- _Exercise task_:
Reply with the count of lines holding "chevron", nothing more.

(Dataset items)
= = = = = = =
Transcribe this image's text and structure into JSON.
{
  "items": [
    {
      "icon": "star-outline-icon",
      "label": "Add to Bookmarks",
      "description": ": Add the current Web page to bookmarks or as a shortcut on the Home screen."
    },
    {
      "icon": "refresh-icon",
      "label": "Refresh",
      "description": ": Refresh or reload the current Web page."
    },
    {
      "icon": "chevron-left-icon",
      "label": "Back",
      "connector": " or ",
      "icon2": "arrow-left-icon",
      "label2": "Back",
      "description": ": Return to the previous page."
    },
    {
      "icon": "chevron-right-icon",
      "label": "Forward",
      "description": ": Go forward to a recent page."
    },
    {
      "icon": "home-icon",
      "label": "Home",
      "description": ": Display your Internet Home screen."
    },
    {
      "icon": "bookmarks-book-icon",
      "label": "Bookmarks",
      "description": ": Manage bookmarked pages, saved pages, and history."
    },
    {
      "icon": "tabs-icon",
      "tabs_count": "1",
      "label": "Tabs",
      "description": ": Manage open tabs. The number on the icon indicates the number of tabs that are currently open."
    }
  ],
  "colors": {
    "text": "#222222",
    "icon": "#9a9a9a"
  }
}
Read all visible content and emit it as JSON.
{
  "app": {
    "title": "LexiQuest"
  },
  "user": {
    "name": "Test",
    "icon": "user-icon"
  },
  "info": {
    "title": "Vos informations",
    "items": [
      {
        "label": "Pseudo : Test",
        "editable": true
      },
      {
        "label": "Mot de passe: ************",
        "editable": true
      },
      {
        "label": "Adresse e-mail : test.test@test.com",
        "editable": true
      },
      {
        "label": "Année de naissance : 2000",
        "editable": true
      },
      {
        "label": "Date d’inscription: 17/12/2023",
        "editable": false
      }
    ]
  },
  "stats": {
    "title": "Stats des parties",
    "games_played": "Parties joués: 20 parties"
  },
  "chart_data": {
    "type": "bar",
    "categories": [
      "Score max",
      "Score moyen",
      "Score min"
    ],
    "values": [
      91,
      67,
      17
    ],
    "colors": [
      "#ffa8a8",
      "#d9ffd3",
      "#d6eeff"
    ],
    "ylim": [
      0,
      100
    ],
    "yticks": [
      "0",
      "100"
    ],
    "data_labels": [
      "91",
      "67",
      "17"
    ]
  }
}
= = = = = = =
- _Exercise answer_:
2